Problem:
Do any lines in the data below contain "structured"? If so, copy every one of them.

Extracted material:

────────────────────────────────────────

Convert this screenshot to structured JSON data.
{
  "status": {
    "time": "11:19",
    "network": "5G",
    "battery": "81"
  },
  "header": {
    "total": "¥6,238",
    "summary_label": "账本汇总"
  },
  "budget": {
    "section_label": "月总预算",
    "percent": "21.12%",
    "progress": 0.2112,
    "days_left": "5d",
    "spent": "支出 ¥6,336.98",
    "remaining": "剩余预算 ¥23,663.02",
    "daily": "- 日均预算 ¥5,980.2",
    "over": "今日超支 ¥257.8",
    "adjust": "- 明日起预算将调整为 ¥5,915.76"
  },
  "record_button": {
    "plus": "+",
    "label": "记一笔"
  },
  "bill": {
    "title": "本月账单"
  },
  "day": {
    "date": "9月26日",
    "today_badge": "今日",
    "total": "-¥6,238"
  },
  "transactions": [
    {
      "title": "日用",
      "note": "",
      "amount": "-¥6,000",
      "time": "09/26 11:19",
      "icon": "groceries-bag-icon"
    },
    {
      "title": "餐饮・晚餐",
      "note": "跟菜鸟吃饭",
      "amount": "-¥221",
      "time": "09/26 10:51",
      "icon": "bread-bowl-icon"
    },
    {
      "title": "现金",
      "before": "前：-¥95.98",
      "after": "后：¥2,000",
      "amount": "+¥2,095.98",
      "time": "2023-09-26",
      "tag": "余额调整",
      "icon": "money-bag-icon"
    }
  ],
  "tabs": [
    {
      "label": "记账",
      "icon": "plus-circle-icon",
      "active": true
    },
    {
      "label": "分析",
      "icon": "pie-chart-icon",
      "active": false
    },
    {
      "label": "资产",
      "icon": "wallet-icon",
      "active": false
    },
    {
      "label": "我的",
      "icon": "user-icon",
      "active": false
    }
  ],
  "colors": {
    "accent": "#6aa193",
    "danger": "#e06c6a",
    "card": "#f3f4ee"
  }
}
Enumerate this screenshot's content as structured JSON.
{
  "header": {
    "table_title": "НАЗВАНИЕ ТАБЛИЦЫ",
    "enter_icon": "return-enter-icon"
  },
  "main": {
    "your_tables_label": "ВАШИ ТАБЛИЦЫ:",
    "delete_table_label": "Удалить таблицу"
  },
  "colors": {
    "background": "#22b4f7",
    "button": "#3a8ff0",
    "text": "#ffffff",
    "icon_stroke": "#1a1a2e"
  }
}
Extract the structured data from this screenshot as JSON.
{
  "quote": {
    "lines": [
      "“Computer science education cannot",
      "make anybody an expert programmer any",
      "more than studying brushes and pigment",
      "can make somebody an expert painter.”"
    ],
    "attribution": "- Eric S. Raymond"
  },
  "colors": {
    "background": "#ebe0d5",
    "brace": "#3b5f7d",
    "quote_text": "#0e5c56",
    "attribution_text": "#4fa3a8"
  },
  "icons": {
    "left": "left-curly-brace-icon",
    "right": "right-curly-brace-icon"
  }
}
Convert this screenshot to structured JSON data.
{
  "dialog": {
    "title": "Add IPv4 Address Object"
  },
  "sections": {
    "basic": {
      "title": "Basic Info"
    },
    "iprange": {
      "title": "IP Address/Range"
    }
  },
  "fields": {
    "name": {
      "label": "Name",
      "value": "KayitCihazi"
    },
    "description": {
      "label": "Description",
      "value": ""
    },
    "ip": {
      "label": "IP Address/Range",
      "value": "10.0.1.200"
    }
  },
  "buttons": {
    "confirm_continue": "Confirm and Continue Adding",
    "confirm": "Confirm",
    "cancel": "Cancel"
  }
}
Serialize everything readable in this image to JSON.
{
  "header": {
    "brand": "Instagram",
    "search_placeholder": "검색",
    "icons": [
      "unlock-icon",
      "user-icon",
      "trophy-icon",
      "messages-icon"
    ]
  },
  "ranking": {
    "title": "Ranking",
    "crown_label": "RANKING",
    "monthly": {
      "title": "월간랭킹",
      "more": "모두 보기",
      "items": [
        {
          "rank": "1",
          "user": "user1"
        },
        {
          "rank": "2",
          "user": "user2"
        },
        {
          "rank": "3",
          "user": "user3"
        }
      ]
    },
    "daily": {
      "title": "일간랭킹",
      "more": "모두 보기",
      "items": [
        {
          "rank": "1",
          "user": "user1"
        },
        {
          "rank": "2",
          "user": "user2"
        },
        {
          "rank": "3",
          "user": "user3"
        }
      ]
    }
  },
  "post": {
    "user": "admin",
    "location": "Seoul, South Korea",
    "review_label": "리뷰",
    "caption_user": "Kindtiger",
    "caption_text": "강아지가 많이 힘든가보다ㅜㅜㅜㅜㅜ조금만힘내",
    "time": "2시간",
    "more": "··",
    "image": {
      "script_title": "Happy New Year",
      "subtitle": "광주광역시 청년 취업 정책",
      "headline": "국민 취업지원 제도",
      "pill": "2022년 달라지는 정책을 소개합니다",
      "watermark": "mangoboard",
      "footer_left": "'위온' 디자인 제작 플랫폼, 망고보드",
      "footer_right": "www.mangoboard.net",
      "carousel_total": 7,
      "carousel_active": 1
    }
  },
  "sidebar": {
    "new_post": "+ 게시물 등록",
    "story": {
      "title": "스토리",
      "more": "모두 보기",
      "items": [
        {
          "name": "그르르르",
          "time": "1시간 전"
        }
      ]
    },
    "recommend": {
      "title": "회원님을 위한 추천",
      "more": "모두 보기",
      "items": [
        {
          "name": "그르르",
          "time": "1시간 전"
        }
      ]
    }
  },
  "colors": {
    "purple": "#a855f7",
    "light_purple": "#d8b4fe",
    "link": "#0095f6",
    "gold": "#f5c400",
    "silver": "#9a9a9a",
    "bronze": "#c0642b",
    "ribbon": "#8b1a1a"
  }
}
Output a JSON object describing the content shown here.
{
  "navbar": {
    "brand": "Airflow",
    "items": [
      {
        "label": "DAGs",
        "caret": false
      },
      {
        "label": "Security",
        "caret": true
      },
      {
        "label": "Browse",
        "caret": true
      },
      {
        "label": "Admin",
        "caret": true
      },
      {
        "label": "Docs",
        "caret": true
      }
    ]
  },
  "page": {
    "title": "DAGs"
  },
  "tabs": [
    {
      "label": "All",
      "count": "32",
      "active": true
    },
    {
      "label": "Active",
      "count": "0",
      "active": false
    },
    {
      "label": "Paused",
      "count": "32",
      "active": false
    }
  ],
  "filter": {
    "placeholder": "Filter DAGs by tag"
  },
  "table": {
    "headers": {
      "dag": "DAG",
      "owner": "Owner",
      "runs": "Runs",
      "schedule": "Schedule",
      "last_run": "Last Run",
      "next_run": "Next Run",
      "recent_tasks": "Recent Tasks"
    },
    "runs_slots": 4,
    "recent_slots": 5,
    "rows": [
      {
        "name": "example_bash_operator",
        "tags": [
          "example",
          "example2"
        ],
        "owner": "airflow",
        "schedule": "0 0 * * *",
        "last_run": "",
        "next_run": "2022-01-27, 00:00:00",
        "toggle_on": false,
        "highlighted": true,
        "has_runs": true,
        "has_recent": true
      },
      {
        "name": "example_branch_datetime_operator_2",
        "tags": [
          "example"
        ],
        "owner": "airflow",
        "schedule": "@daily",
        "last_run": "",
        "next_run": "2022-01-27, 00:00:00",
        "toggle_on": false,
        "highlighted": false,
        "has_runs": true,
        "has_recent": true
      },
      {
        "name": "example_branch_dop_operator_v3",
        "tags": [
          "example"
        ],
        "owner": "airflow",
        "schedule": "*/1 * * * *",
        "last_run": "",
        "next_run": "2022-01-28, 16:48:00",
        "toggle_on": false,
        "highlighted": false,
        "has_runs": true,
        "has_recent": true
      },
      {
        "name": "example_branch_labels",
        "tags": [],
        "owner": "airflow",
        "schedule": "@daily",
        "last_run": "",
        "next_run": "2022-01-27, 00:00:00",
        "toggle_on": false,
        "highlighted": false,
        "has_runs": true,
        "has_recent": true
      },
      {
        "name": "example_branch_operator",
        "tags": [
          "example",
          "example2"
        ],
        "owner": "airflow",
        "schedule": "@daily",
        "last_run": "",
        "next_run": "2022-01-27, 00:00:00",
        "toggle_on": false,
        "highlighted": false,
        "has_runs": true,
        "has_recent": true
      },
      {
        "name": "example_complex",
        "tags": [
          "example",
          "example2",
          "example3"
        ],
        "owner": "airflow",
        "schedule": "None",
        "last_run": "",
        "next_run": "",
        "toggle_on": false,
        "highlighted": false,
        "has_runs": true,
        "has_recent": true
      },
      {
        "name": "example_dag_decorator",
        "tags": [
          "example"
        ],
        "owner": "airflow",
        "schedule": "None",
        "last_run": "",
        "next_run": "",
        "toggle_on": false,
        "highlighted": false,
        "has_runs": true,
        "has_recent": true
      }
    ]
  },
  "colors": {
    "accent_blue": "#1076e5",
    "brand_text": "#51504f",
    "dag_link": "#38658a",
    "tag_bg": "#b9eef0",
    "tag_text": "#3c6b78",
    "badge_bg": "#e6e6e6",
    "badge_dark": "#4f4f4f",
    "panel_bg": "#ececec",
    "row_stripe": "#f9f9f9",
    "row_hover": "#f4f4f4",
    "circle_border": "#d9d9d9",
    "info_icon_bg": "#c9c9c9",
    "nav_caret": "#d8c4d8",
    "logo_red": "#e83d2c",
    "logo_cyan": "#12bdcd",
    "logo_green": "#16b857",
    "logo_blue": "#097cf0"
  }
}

────────────────────────────────────────

Solution for this problem:
Convert this screenshot to structured JSON data.
Enumerate this screenshot's content as structured JSON.
Extract the structured data from this screenshot as JSON.
Convert this screenshot to structured JSON data.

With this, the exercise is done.